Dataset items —
◇ ◇ ◇ ◇ ◇ ◇ ◇

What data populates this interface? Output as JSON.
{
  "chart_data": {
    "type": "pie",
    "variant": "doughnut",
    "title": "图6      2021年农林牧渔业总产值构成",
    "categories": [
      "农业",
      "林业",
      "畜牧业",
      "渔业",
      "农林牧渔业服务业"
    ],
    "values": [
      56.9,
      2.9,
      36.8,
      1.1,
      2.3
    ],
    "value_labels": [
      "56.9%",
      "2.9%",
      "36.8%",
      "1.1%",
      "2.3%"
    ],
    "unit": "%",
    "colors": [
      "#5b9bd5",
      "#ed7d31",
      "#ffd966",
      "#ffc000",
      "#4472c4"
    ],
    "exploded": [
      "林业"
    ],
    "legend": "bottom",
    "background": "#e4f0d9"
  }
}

◇ ◇ ◇ ◇ ◇ ◇ ◇

Aim of the exercise — The entries above must be returned in full, exactly as shown.

Solution —
What data populates this interface? Output as JSON.
{
  "chart_data": {
    "type": "pie",
    "variant": "doughnut",
    "title": "图6      2021年农林牧渔业总产值构成",
    "categories": [
      "农业",
      "林业",
      "畜牧业",
      "渔业",
      "农林牧渔业服务业"
    ],
    "values": [
      56.9,
      2.9,
      36.8,
      1.1,
      2.3
    ],
    "value_labels": [
      "56.9%",
      "2.9%",
      "36.8%",
      "1.1%",
      "2.3%"
    ],
    "unit": "%",
    "colors": [
      "#5b9bd5",
      "#ed7d31",
      "#ffd966",
      "#ffc000",
      "#4472c4"
    ],
    "exploded": [
      "林业"
    ],
    "legend": "bottom",
    "background": "#e4f0d9"
  }
}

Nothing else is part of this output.